Passage extrait:
********

15.01 Jean François Beuze

>> Des sites gouvernementaux bien préparés. Sur ce point, il existe un précédent. En 2008, le site officiel du ministère de l'Économie avait été piraté par des hackers qui avaient mis la main sur des documents liés à l'organisation du G20. Si la piste chinoise a longtemps été privilégiée, elle n'a jamais été confirmée officiellement. Un incident qui a incité les autorités françaises à revoir leur cahier des charges et donc à renforcer la sécurité de tous les portails gouvernementaux. À en croire Jean-François Beuze, expert en cybersécurité qui collabore régulièrement avec les services en ligne français, "l'État français a appris de ses erreurs : l'ensemble des systèmes ont été fortifiés", confie ce spécialiste interrogé par Europe 1.

Pour cet expert, c'est le site du ministère de la Culture qui serait le plus à même d'être visé par des attaques après les attentats contre Charlie Hebdo. Mais "celui-ci devrait être capable de résister aux cyberdjihadistes", assure Jean-François Beuze. Ce dernier tient cependant à préciser que des portails de conseils généraux ont déjà été victimes de piratage ces derniers jours : une page de revendications djihadistes s'est affichée en lieu et place de la page d'accueil pendant quelques jours voire quelques heures. Ce sont des "petits sites plus vulnérables donc plus faciles à atteindre", explique le spécialiste. Idem pour tous les portails de l'armée française, bien trop sécurisés pour craindre une attaque de ces groupes de hackers.

********

Détail de la consigne:
Reprenez le texte sur la sécurité des sites gouvernementaux français et poursuivez-le après sa dernière phrase.

********

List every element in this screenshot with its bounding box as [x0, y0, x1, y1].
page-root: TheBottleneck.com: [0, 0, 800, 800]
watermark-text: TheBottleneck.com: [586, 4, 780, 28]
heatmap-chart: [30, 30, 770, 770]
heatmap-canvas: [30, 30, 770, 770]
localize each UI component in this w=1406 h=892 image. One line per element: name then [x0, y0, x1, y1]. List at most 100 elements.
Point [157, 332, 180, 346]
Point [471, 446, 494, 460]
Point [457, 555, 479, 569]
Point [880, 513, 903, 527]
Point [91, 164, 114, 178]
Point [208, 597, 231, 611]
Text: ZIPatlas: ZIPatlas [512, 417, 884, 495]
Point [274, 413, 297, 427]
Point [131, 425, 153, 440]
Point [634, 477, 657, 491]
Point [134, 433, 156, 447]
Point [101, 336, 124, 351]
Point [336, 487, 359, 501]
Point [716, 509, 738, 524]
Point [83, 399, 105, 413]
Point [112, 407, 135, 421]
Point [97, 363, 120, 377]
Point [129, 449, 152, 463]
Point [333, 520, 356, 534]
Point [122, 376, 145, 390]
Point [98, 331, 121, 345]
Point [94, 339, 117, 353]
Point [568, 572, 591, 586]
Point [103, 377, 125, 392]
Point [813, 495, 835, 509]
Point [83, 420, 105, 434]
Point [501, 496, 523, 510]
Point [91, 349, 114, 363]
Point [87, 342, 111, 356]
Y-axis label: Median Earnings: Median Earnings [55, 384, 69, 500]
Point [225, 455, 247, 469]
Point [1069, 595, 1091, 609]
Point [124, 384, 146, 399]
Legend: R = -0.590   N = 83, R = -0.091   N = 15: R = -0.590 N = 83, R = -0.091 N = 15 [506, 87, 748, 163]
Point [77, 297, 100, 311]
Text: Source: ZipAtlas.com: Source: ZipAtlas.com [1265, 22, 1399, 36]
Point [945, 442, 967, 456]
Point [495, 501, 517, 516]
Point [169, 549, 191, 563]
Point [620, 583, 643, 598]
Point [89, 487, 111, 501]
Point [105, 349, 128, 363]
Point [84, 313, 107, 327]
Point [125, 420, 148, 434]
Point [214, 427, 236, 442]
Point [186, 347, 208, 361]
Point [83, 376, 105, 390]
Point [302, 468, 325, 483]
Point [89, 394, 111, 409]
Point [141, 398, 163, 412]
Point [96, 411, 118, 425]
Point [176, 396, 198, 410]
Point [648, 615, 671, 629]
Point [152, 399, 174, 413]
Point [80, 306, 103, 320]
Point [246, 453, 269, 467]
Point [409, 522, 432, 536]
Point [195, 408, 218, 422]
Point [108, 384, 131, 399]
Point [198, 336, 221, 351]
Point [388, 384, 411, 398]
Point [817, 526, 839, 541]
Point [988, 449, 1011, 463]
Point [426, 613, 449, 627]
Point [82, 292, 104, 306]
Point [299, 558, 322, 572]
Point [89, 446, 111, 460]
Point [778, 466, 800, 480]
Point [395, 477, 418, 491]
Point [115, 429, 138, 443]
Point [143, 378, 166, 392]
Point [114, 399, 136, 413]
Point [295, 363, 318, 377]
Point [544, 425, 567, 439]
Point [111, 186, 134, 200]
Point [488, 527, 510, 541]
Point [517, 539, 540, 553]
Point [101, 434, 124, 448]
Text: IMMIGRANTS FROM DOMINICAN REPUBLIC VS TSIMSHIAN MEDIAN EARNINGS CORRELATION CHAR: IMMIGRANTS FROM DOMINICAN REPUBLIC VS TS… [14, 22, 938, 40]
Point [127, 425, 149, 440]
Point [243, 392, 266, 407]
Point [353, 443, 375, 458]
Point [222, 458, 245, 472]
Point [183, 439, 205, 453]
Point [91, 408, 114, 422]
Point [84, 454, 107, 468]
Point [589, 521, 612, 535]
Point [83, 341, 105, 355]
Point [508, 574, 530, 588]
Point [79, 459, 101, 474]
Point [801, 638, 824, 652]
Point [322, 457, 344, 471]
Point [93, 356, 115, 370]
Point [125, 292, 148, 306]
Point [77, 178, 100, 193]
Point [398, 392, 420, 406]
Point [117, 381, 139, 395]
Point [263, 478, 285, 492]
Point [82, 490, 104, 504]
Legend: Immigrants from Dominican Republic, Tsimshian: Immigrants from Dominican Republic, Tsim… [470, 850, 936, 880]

********

Résultat obtenu:
15.01 1280x640 Piratage Illustration

© AFP

>> Des centrales énergétiques très protégées. Pour paralyser le pays ou du moins envoyer un message fort au gouvernement français, les djihadistes pourraient être tentés de s'attaquer au site Internet d'une centrale énergétique de l'Hexagone. Mais à en croire les spécialistes, ces bâtiments sont trop protégés pour craindre une quelconque attaque. "Il n'arrivera rien", s'avance Jean-François Beuze. "Les systèmes d'une centrale, nucléaire ou autre, sont trop complexes. Ils sont structurés grâce à des cercles de sécurité qui se protègent mutuellement les uns les autres", assure le spécialiste de la cybersécurité. "Pour toucher Areva par exemple, il faudrait des autorisations 'secret défense' parmi les plus sécurisées du pays", développe l'expert. Une attaque vers ce type d'établissement est donc "quasi-impossible", affirme Jean-François Beuze, même si "le risque zéro n'existe pas", rappelle-t-il.

>> Des prestataires privés exposés. S'il y a un type de sites qui pourraient potentiellement être vulnérables à de prochaines attaques, ce sont les entreprises privées. Car certains des grands groupes tricolore sont prestataires du gouvernement français, ce qui pourrait attirer d'éventuels hackers. "Un sous-traitant bien connu pourrait très bien être piraté et afficher un message de revendication djihadiste sur sa page d'accueil", imagine Bernard Montel, expert en sécurité. "GDF Suez a par exemple envoyé une note interne à ses salariés pas plus tard que mercredi pour exiger d'être prévenu de la moindre modification sur un des sites du groupe", confie Jean-François Beuze. "Le groupe français craint une cyberattaque depuis plusieurs jours et surveille de très près les nombreux portails satellite de ses différentes filiales", décrypte l'expert.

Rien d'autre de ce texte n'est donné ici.